*** Records supplied

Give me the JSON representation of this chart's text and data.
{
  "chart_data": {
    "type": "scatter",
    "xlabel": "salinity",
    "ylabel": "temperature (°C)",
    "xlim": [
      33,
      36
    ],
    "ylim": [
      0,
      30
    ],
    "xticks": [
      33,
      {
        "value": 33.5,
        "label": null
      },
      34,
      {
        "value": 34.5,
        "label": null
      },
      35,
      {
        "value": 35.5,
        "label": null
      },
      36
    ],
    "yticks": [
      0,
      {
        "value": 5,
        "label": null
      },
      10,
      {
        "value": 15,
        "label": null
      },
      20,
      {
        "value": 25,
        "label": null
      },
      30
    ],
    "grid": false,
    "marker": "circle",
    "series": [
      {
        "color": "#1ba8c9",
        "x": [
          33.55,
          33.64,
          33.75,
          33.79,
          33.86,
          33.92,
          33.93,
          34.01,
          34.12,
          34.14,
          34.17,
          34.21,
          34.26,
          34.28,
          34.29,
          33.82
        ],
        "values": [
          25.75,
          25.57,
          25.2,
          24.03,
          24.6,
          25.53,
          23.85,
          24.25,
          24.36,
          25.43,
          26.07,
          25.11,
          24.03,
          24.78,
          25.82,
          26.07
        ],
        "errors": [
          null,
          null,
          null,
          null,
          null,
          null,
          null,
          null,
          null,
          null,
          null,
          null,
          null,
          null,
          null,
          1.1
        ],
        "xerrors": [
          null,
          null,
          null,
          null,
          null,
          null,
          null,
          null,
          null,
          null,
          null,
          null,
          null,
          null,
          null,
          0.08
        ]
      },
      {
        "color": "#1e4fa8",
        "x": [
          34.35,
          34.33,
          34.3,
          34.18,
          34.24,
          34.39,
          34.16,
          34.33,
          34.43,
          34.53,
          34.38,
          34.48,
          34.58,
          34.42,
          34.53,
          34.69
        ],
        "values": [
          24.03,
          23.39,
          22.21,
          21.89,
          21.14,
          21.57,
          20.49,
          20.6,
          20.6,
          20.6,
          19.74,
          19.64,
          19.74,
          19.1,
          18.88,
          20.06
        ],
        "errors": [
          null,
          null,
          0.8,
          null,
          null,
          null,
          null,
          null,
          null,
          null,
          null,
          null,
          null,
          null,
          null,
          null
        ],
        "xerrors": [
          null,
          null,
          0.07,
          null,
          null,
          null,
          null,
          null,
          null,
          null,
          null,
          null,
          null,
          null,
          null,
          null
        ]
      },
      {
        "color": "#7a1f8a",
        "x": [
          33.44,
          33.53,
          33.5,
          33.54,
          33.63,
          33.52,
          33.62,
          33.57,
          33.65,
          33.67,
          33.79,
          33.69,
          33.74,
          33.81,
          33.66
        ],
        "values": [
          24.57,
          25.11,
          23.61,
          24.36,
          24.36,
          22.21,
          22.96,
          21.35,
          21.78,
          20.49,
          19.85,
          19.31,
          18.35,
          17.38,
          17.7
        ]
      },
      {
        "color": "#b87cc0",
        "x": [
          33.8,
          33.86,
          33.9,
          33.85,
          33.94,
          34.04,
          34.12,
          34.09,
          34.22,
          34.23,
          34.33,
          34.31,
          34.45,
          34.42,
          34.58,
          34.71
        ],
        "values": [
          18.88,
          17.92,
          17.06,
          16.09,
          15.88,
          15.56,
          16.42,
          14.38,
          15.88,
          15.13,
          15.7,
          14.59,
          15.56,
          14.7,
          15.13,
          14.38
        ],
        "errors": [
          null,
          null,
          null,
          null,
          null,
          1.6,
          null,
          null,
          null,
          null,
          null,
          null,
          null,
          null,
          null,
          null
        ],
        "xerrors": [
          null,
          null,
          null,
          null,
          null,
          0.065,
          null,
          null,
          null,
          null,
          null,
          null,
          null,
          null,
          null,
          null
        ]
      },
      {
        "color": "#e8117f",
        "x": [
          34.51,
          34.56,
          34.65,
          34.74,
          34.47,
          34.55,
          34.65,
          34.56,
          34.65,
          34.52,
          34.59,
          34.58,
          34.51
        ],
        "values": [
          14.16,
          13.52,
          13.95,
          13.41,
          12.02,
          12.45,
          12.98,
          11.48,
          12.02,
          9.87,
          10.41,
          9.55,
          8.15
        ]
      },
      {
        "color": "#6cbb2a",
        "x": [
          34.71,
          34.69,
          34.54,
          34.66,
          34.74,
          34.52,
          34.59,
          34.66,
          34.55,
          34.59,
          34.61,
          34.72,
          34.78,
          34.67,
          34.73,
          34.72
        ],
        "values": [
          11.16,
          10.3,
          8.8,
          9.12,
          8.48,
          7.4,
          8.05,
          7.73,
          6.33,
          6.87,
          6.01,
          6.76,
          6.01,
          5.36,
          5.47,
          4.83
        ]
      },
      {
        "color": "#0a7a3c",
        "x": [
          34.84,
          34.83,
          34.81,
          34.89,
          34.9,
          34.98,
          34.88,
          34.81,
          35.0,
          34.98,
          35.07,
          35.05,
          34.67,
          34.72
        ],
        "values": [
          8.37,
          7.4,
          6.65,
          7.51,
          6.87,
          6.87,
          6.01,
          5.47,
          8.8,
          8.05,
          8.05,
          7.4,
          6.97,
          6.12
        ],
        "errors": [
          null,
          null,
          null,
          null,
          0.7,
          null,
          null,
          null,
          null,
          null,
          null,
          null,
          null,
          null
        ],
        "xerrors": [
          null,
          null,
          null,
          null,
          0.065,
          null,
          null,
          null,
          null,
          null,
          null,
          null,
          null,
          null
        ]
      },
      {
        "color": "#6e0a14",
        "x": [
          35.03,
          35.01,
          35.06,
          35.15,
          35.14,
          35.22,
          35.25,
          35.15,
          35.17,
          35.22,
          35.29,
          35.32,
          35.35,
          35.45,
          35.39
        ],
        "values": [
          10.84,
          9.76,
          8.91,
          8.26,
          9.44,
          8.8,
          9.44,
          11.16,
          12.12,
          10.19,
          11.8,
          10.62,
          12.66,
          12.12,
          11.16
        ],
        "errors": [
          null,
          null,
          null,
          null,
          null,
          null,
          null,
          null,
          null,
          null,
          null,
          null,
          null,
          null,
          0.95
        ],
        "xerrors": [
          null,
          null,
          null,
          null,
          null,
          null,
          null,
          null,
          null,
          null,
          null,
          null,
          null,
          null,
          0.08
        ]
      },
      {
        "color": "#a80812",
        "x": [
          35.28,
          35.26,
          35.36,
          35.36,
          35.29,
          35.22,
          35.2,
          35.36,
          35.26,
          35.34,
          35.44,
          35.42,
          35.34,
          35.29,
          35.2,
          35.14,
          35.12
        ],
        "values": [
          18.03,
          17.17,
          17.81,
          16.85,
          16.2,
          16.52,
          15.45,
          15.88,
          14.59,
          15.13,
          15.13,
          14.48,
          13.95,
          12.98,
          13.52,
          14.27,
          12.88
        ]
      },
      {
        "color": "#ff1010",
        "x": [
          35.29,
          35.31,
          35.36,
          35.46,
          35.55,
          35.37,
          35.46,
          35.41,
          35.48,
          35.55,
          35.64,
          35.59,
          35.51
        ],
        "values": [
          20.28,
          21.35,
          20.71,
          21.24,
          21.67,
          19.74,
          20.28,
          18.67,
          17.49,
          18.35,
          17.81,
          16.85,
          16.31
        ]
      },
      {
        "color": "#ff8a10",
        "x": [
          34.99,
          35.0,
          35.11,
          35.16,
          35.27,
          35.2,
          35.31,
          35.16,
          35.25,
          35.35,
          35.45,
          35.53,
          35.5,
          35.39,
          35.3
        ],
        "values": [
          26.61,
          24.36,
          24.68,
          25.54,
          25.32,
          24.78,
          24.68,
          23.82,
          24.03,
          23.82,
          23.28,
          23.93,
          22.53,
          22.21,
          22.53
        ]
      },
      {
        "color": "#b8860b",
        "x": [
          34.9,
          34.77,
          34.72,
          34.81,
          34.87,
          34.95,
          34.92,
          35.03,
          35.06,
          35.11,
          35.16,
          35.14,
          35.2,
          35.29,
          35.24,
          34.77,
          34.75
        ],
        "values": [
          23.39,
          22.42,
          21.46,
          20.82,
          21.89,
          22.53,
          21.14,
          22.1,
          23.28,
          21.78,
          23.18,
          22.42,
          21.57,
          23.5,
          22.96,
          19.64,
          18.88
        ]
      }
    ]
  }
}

******

Given instruction: Find the lines holding "color" and list every one.

Full answer:
        "color": "#1ba8c9",
        "color": "#1e4fa8",
        "color": "#7a1f8a",
        "color": "#b87cc0",
        "color": "#e8117f",
        "color": "#6cbb2a",
        "color": "#0a7a3c",
        "color": "#6e0a14",
        "color": "#a80812",
        "color": "#ff1010",
        "color": "#ff8a10",
        "color": "#b8860b",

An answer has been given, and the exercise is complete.